**EXERCISE DESCRIPTION:** Quote every line as written. Omit pictures.

**INPUT RECORDS:**
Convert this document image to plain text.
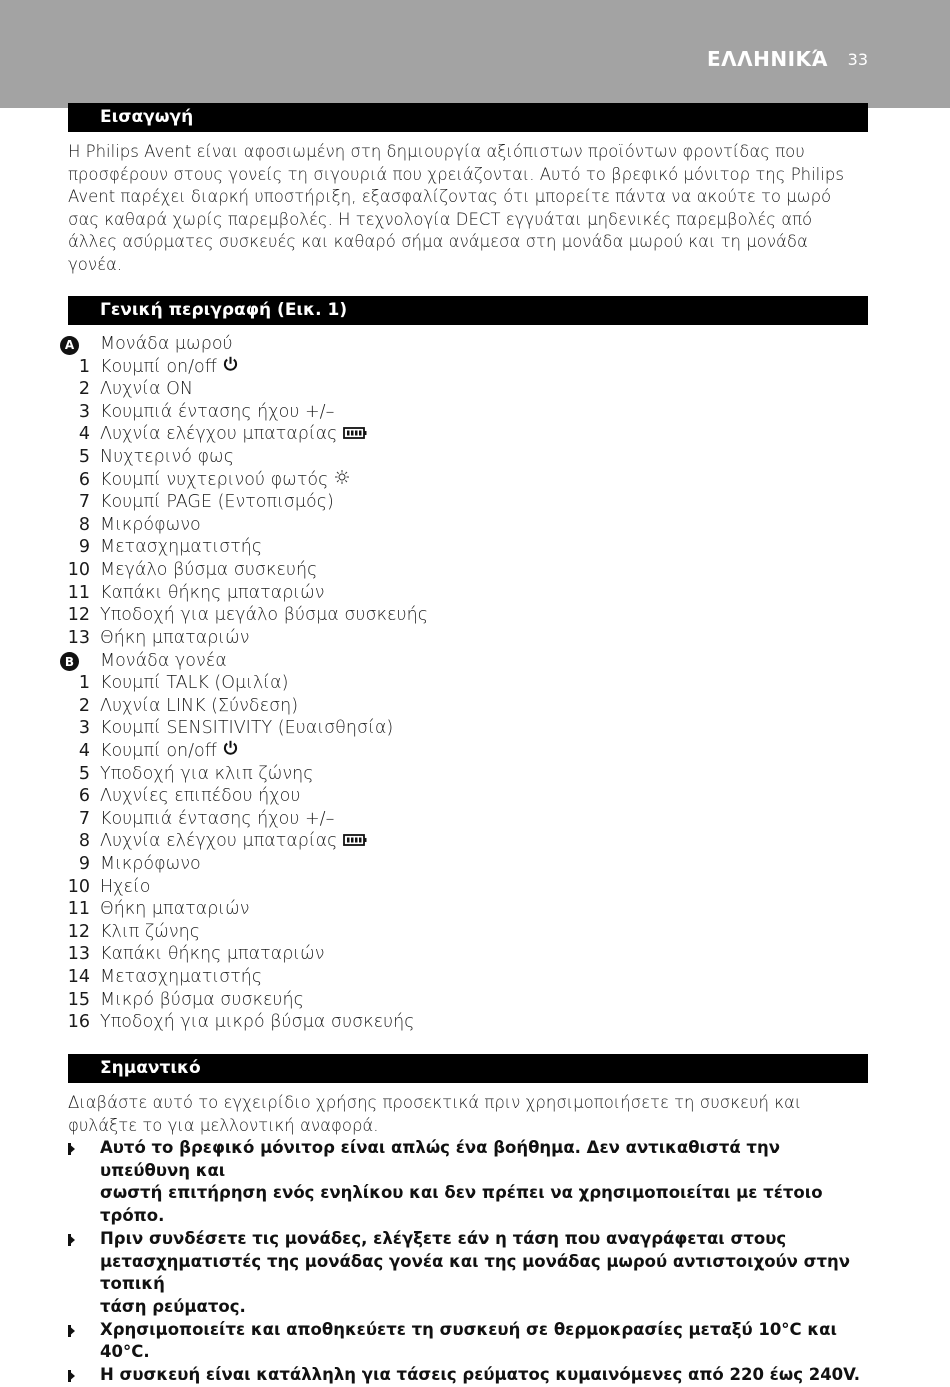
ΕΛΛΗΝΙΚΆ 33
Εισαγωγή
Η Philips Avent είναι αφοσιωμένη στη δημιουργία αξιόπιστων προϊόντων φροντίδας που
προσφέρουν στους γονείς τη σιγουριά που χρειάζονται. Αυτό το βρεφικό μόνιτορ της Philips
Avent παρέχει διαρκή υποστήριξη, εξασφαλίζοντας ότι μπορείτε πάντα να ακούτε το μωρό
σας καθαρά χωρίς παρεμβολές. Η τεχνολογία DECT εγγυάται μηδενικές παρεμβολές από
άλλες ασύρματες συσκευές και καθαρό σήμα ανάμεσα στη μονάδα μωρού και τη μονάδα
γονέα.
Γενική περιγραφή (Εικ. 1)
A	Μονάδα μωρού
1 Κουμπί on/off
2 Λυχνία ON
3 Κουμπιά έντασης ήχου +/–
4 Λυχνία ελέγχου μπαταρίας
5 Νυχτερινό φως
6 Κουμπί νυχτερινού φωτός
7 Κουμπί PAGE (Εντοπισμός)
8 Μικρόφωνο
9 Μετασχηματιστής
10 Μεγάλο βύσμα συσκευής
11 Καπάκι θήκης μπαταριών
12 Υποδοχή για μεγάλο βύσμα συσκευής
13 Θήκη μπαταριών
B	Μονάδα γονέα
1 Κουμπί TALK (Ομιλία)
2 Λυχνία LINK (Σύνδεση)
3 Κουμπί SENSITIVITY (Ευαισθησία)
4 Κουμπί on/off
5 Υποδοχή για κλιπ ζώνης
6 Λυχνίες επιπέδου ήχου
7 Κουμπιά έντασης ήχου +/–
8 Λυχνία ελέγχου μπαταρίας
9 Μικρόφωνο
10 Ηχείο
11 Θήκη μπαταριών
12 Κλιπ ζώνης
13 Καπάκι θήκης μπαταριών
14 Μετασχηματιστής
15 Μικρό βύσμα συσκευής
16 Υποδοχή για μικρό βύσμα συσκευής
Σημαντικό
Διαβάστε αυτό το εγχειρίδιο χρήσης προσεκτικά πριν χρησιμοποιήσετε τη συσκευή και
φυλάξτε το για μελλοντική αναφορά.
Αυτό το βρεφικό μόνιτορ είναι απλώς ένα βοήθημα. Δεν αντικαθιστά την υπεύθυνη και
σωστή επιτήρηση ενός ενηλίκου και δεν πρέπει να χρησιμοποιείται με τέτοιο τρόπο.
Πριν συνδέσετε τις μονάδες, ελέγξετε εάν η τάση που αναγράφεται στους
μετασχηματιστές της μονάδας γονέα και της μονάδας μωρού αντιστοιχούν στην τοπική
τάση ρεύματος.
Χρησιμοποιείτε και αποθηκεύετε τη συσκευή σε θερμοκρασίες μεταξύ 10°C και 40°C.
Η συσκευή είναι κατάλληλη για τάσεις ρεύματος κυμαινόμενες από 220 έως 240V.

**WRITTEN RESPONSE:**
Convert this document image to plain text.
ΕΛΛΗΝΙΚΆ 33
Εισαγωγή
Η Philips Avent είναι αφοσιωμένη στη δημιουργία αξιόπιστων προϊόντων φροντίδας που
προσφέρουν στους γονείς τη σιγουριά που χρειάζονται. Αυτό το βρεφικό μόνιτορ της Philips
Avent παρέχει διαρκή υποστήριξη, εξασφαλίζοντας ότι μπορείτε πάντα να ακούτε το μωρό
σας καθαρά χωρίς παρεμβολές. Η τεχνολογία DECT εγγυάται μηδενικές παρεμβολές από
άλλες ασύρματες συσκευές και καθαρό σήμα ανάμεσα στη μονάδα μωρού και τη μονάδα
γονέα.
Γενική περιγραφή (Εικ. 1)
A	Μονάδα μωρού
1 Κουμπί on/off
2 Λυχνία ON
3 Κουμπιά έντασης ήχου +/–
4 Λυχνία ελέγχου μπαταρίας
5 Νυχτερινό φως
6 Κουμπί νυχτερινού φωτός
7 Κουμπί PAGE (Εντοπισμός)
8 Μικρόφωνο
9 Μετασχηματιστής
10 Μεγάλο βύσμα συσκευής
11 Καπάκι θήκης μπαταριών
12 Υποδοχή για μεγάλο βύσμα συσκευής
13 Θήκη μπαταριών
B	Μονάδα γονέα
1 Κουμπί TALK (Ομιλία)
2 Λυχνία LINK (Σύνδεση)
3 Κουμπί SENSITIVITY (Ευαισθησία)
4 Κουμπί on/off
5 Υποδοχή για κλιπ ζώνης
6 Λυχνίες επιπέδου ήχου
7 Κουμπιά έντασης ήχου +/–
8 Λυχνία ελέγχου μπαταρίας
9 Μικρόφωνο
10 Ηχείο
11 Θήκη μπαταριών
12 Κλιπ ζώνης
13 Καπάκι θήκης μπαταριών
14 Μετασχηματιστής
15 Μικρό βύσμα συσκευής
16 Υποδοχή για μικρό βύσμα συσκευής
Σημαντικό
Διαβάστε αυτό το εγχειρίδιο χρήσης προσεκτικά πριν χρησιμοποιήσετε τη συσκευή και
φυλάξτε το για μελλοντική αναφορά.
Αυτό το βρεφικό μόνιτορ είναι απλώς ένα βοήθημα. Δεν αντικαθιστά την υπεύθυνη και
σωστή επιτήρηση ενός ενηλίκου και δεν πρέπει να χρησιμοποιείται με τέτοιο τρόπο.
Πριν συνδέσετε τις μονάδες, ελέγξετε εάν η τάση που αναγράφεται στους
μετασχηματιστές της μονάδας γονέα και της μονάδας μωρού αντιστοιχούν στην τοπική
τάση ρεύματος.
Χρησιμοποιείτε και αποθηκεύετε τη συσκευή σε θερμοκρασίες μεταξύ 10°C και 40°C.
Η συσκευή είναι κατάλληλη για τάσεις ρεύματος κυμαινόμενες από 220 έως 240V.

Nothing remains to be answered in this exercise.